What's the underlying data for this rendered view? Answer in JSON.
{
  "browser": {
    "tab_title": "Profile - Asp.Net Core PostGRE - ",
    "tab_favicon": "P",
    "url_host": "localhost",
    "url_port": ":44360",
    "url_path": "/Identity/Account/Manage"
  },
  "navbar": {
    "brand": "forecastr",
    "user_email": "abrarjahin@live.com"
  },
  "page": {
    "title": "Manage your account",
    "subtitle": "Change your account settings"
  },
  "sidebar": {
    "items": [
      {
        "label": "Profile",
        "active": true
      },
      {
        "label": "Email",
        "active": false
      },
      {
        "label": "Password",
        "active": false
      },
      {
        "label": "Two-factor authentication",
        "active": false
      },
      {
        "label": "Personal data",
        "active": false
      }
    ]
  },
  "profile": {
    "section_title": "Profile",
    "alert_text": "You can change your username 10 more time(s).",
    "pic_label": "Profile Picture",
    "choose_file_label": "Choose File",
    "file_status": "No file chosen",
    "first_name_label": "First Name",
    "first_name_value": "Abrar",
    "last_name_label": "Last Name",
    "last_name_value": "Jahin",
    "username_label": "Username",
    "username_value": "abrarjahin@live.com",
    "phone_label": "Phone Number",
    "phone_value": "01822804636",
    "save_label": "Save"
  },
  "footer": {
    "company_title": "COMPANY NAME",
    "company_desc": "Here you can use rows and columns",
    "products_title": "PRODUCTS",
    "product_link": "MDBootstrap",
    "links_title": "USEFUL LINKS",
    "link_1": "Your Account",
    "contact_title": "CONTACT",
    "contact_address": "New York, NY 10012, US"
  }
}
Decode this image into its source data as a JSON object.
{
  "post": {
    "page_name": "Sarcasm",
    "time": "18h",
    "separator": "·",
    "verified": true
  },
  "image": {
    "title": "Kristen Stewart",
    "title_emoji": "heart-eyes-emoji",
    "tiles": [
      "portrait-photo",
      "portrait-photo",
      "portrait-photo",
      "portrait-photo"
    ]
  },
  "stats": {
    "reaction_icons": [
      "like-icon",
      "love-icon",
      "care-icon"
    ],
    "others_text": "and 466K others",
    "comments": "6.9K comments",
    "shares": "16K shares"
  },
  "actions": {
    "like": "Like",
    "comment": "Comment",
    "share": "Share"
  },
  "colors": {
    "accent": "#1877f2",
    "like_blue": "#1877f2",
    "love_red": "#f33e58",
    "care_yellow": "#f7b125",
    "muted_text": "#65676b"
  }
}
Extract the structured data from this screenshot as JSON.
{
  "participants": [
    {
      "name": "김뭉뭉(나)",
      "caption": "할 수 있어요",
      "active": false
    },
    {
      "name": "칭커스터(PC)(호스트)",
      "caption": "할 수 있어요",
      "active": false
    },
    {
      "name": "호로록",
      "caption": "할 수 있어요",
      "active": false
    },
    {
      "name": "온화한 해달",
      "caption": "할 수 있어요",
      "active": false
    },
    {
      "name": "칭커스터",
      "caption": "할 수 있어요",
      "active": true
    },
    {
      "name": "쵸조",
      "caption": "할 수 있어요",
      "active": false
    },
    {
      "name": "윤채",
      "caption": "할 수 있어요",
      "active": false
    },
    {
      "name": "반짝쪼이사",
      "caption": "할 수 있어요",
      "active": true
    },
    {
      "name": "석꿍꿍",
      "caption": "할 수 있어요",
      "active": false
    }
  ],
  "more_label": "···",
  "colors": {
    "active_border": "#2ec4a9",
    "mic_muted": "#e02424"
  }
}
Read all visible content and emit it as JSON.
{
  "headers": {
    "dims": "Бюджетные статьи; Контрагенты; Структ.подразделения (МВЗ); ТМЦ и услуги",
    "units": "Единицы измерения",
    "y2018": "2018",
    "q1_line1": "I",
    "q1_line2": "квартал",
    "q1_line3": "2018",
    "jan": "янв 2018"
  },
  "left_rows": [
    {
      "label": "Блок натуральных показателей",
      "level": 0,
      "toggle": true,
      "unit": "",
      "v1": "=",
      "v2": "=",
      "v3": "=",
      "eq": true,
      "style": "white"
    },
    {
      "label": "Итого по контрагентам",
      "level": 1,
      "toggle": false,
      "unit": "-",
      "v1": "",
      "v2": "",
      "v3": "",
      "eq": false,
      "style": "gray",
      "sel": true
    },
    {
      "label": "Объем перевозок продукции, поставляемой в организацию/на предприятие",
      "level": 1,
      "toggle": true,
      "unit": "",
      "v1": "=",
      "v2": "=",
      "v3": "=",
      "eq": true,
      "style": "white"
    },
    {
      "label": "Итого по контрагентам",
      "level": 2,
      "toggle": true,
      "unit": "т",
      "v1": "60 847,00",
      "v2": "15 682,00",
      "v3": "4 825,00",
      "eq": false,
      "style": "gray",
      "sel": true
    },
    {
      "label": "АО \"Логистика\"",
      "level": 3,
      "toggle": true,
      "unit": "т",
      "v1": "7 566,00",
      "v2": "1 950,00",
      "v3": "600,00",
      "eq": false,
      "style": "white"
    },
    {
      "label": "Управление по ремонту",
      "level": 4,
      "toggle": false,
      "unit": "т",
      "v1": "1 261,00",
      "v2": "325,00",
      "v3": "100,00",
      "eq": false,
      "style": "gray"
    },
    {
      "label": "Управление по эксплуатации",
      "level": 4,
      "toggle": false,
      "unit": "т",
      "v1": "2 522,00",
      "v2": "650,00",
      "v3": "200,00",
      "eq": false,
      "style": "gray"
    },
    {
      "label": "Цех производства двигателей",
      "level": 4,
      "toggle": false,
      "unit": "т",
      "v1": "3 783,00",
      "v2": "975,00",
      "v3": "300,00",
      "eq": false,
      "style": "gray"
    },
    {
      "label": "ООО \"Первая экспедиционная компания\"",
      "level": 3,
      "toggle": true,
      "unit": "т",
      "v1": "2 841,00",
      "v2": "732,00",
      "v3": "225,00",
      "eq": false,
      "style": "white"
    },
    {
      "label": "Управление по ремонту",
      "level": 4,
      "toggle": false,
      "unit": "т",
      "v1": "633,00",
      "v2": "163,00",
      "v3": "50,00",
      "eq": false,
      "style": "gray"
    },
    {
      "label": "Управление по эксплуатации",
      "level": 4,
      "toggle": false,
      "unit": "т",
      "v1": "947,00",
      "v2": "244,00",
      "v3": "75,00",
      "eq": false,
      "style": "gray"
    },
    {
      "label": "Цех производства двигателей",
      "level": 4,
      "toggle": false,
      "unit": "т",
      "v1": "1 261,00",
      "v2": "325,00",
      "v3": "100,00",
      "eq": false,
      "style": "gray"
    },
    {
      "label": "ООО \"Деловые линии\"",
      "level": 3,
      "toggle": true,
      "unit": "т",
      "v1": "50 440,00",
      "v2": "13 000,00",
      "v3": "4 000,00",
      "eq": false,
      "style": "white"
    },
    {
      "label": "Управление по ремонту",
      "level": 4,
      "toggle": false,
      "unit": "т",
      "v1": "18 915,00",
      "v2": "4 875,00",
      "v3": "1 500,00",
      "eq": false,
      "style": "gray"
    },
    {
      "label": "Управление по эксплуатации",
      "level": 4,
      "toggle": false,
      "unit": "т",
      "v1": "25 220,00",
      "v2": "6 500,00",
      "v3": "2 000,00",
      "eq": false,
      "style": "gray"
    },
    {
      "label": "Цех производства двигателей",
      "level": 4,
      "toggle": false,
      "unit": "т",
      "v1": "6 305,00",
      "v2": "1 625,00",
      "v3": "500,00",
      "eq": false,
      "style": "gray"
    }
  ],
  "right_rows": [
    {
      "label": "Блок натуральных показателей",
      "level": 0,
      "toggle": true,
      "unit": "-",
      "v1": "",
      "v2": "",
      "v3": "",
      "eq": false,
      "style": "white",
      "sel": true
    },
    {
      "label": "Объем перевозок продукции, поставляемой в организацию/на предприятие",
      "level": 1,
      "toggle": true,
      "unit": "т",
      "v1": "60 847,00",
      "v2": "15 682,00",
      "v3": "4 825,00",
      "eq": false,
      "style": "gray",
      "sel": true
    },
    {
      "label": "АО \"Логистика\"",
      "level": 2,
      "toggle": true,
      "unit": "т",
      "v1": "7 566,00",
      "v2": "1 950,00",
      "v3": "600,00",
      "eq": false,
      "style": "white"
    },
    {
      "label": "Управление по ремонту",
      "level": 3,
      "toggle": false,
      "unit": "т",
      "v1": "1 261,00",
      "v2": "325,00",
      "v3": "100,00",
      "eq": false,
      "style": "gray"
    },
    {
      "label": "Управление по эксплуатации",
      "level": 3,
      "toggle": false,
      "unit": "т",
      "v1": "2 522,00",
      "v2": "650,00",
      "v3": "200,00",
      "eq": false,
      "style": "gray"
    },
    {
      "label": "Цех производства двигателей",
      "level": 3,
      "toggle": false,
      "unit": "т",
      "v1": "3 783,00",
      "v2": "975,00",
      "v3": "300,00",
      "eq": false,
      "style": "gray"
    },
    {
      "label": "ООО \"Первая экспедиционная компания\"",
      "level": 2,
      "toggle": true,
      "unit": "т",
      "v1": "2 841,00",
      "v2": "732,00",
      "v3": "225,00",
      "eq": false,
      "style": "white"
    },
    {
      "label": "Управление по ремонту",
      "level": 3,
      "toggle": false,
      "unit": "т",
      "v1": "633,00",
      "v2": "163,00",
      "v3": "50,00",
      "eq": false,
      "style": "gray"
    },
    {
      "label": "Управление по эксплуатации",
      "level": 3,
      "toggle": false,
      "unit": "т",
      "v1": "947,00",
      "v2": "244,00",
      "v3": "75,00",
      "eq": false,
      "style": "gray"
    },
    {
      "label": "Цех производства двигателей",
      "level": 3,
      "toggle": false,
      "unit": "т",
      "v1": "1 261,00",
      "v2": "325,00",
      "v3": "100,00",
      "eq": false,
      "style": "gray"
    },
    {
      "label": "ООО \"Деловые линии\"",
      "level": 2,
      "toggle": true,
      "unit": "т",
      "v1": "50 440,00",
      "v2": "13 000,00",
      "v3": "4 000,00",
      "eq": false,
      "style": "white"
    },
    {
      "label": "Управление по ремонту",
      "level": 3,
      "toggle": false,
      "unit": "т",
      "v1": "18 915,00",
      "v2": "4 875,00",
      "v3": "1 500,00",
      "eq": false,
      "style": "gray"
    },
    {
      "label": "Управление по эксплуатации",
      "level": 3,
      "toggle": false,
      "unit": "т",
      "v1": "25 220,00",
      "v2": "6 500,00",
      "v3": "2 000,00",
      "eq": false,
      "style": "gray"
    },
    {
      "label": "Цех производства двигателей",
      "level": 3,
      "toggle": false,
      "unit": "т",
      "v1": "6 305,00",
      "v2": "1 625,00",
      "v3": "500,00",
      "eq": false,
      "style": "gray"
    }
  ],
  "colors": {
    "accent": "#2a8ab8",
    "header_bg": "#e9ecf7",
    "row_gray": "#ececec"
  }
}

____

Exercise objective
Among the lines of the data above, count those holding "JSON" and state only the number.

Response below
4